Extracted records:
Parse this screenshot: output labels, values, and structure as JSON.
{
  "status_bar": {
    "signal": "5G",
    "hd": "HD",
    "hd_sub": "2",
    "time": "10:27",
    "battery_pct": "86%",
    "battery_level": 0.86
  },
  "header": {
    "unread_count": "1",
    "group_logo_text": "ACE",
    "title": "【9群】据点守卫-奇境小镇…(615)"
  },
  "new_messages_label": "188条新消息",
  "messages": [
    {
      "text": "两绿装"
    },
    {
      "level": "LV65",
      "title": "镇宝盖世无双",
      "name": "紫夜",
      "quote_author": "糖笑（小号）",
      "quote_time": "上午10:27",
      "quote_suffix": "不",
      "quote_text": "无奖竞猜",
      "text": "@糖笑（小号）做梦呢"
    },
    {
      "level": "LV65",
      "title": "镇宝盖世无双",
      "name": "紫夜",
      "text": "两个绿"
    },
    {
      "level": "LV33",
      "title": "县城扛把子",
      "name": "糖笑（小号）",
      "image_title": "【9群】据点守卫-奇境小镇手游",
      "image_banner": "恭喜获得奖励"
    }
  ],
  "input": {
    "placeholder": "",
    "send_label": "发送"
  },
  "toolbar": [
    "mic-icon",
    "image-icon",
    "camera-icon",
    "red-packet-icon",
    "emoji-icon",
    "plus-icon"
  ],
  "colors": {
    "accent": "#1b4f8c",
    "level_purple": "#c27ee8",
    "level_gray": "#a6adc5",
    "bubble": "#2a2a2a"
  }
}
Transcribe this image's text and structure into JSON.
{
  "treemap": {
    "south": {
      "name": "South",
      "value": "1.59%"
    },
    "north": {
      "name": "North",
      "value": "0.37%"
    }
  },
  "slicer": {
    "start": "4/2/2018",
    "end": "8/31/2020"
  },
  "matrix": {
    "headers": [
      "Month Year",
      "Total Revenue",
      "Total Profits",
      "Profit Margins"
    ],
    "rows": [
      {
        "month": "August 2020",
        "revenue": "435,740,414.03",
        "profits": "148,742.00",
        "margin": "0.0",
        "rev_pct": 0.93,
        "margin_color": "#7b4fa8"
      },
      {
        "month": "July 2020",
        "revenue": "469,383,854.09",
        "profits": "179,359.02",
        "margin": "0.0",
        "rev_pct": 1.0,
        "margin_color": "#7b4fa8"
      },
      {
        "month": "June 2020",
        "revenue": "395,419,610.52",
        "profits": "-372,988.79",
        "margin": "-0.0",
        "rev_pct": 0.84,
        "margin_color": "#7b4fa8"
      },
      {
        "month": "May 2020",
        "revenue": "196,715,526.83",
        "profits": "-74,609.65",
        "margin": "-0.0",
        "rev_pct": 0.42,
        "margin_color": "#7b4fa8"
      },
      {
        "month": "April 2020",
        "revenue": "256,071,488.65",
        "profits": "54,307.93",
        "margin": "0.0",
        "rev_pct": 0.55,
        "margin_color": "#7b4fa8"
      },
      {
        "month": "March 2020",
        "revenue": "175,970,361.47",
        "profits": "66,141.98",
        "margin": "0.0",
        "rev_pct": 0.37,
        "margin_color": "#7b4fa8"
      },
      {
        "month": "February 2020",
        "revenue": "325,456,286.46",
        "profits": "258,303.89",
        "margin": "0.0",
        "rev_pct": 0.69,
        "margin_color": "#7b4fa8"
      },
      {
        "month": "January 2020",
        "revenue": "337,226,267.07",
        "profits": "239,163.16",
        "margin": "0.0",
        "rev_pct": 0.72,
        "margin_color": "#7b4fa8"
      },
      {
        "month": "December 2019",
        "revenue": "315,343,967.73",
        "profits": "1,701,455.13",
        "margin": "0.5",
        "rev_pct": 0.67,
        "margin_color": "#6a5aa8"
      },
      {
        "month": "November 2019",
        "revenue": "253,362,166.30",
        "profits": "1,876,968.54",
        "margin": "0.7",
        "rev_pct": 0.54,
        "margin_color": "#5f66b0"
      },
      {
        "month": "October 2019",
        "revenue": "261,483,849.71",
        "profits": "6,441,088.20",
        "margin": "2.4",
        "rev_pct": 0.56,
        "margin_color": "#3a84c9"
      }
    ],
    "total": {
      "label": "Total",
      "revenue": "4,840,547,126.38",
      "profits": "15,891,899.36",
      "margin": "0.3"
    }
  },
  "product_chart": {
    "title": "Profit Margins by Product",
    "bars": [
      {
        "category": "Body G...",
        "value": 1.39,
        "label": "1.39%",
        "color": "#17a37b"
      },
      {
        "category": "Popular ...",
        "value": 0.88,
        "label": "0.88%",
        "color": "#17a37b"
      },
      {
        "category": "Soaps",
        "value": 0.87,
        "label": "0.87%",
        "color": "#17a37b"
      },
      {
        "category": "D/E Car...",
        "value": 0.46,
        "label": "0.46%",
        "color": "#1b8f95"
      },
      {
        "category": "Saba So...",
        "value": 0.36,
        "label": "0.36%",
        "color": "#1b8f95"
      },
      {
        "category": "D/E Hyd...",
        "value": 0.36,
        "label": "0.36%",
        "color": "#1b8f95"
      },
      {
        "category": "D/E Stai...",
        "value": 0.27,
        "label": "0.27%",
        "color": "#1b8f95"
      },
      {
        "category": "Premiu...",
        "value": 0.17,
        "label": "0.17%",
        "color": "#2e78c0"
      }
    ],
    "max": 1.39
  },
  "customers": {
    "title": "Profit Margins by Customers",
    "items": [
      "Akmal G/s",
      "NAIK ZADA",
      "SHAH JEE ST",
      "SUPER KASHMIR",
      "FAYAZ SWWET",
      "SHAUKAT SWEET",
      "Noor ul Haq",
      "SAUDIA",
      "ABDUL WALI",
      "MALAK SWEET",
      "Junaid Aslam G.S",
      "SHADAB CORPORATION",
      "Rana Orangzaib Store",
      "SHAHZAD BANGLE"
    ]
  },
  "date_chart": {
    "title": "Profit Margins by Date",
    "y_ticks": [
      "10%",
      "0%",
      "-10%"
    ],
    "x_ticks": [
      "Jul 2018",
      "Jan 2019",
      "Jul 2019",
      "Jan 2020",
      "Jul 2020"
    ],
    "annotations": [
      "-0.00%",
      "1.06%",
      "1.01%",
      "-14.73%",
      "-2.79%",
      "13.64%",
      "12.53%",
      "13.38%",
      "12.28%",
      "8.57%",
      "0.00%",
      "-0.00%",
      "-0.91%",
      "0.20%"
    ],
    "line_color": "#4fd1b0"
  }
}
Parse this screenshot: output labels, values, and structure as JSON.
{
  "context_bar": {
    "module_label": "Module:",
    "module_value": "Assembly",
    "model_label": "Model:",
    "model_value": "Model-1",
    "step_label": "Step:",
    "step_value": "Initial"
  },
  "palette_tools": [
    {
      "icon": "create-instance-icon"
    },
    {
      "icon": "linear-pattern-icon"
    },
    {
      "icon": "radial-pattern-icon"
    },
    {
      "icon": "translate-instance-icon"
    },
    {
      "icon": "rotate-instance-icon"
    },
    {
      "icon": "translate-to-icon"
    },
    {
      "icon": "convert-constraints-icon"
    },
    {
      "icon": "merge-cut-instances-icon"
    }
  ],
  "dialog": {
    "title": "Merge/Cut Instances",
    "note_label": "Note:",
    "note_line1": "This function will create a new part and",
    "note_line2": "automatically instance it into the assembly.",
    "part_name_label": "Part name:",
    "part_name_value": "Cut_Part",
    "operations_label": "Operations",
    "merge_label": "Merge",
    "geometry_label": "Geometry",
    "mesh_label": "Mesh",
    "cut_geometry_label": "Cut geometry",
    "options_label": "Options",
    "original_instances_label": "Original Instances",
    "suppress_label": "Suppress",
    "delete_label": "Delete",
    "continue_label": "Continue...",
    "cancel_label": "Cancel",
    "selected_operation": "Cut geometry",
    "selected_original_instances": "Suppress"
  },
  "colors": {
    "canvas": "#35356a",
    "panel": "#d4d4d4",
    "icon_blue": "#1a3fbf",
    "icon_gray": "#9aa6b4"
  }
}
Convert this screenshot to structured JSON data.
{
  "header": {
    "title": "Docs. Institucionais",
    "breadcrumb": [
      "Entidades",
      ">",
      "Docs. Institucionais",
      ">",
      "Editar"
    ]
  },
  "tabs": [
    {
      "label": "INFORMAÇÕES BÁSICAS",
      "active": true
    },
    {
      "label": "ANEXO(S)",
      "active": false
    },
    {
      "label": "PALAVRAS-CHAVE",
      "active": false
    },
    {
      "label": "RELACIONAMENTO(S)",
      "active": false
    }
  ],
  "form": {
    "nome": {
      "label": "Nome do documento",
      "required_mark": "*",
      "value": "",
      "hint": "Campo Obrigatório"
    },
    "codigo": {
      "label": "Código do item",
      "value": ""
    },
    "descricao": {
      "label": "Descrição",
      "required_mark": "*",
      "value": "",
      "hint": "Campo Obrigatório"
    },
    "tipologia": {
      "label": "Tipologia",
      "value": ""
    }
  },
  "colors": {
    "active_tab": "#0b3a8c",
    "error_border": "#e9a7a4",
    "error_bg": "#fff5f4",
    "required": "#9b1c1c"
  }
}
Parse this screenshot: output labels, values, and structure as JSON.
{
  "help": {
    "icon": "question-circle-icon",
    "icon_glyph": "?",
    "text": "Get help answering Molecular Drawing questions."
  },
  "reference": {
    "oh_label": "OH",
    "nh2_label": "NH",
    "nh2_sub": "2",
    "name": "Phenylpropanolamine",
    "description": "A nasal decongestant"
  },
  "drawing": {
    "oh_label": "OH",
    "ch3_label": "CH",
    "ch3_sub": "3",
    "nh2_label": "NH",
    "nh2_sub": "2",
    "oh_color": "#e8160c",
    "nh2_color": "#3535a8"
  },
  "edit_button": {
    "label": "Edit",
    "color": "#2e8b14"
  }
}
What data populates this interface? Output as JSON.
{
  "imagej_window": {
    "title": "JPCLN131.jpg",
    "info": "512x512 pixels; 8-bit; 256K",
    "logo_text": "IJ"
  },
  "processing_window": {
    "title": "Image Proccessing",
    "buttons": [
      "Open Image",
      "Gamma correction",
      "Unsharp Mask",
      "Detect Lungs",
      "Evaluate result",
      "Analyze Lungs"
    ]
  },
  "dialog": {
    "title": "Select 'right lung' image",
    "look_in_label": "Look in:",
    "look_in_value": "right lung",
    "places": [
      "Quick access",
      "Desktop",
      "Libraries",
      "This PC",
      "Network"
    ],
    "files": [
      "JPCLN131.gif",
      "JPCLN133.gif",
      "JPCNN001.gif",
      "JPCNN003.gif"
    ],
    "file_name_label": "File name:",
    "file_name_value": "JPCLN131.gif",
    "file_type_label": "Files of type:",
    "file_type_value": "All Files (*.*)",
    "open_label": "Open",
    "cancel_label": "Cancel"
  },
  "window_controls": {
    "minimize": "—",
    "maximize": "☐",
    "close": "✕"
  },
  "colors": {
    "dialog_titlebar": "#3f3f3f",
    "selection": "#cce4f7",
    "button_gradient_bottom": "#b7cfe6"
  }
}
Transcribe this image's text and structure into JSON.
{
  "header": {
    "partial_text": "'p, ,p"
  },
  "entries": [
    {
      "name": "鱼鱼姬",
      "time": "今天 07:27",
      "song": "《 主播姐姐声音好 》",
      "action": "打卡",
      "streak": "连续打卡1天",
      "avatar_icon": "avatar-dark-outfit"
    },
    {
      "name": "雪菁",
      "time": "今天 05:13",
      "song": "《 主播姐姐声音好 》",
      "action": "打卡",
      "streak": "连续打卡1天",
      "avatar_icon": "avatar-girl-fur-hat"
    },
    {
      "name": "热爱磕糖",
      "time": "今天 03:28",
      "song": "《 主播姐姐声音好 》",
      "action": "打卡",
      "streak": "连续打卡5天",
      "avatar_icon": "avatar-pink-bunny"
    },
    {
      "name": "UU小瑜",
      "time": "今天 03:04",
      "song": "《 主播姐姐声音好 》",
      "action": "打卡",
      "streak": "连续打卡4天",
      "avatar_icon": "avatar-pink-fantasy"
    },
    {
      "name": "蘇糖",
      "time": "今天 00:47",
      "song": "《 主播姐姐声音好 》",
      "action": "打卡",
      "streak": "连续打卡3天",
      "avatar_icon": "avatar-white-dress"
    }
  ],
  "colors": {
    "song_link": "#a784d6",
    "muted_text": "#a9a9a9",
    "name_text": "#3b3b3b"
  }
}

WRITTEN EXERCISE:
In the records above, find the line containing "What data populates"; please retype it and every line after it through the last line, exactly and with nothing else.

ANSWER TO THIS EXERCISE:
What data populates this interface? Output as JSON.
{
  "imagej_window": {
    "title": "JPCLN131.jpg",
    "info": "512x512 pixels; 8-bit; 256K",
    "logo_text": "IJ"
  },
  "processing_window": {
    "title": "Image Proccessing",
    "buttons": [
      "Open Image",
      "Gamma correction",
      "Unsharp Mask",
      "Detect Lungs",
      "Evaluate result",
      "Analyze Lungs"
    ]
  },
  "dialog": {
    "title": "Select 'right lung' image",
    "look_in_label": "Look in:",
    "look_in_value": "right lung",
    "places": [
      "Quick access",
      "Desktop",
      "Libraries",
      "This PC",
      "Network"
    ],
    "files": [
      "JPCLN131.gif",
      "JPCLN133.gif",
      "JPCNN001.gif",
      "JPCNN003.gif"
    ],
    "file_name_label": "File name:",
    "file_name_value": "JPCLN131.gif",
    "file_type_label": "Files of type:",
    "file_type_value": "All Files (*.*)",
    "open_label": "Open",
    "cancel_label": "Cancel"
  },
  "window_controls": {
    "minimize": "—",
    "maximize": "☐",
    "close": "✕"
  },
  "colors": {
    "dialog_titlebar": "#3f3f3f",
    "selection": "#cce4f7",
    "button_gradient_bottom": "#b7cfe6"
  }
}
Transcribe this image's text and structure into JSON.
{
  "header": {
    "partial_text": "'p, ,p"
  },
  "entries": [
    {
      "name": "鱼鱼姬",
      "time": "今天 07:27",
      "song": "《 主播姐姐声音好 》",
      "action": "打卡",
      "streak": "连续打卡1天",
      "avatar_icon": "avatar-dark-outfit"
    },
    {
      "name": "雪菁",
      "time": "今天 05:13",
      "song": "《 主播姐姐声音好 》",
      "action": "打卡",
      "streak": "连续打卡1天",
      "avatar_icon": "avatar-girl-fur-hat"
    },
    {
      "name": "热爱磕糖",
      "time": "今天 03:28",
      "song": "《 主播姐姐声音好 》",
      "action": "打卡",
      "streak": "连续打卡5天",
      "avatar_icon": "avatar-pink-bunny"
    },
    {
      "name": "UU小瑜",
      "time": "今天 03:04",
      "song": "《 主播姐姐声音好 》",
      "action": "打卡",
      "streak": "连续打卡4天",
      "avatar_icon": "avatar-pink-fantasy"
    },
    {
      "name": "蘇糖",
      "time": "今天 00:47",
      "song": "《 主播姐姐声音好 》",
      "action": "打卡",
      "streak": "连续打卡3天",
      "avatar_icon": "avatar-white-dress"
    }
  ],
  "colors": {
    "song_link": "#a784d6",
    "muted_text": "#a9a9a9",
    "name_text": "#3b3b3b"
  }
}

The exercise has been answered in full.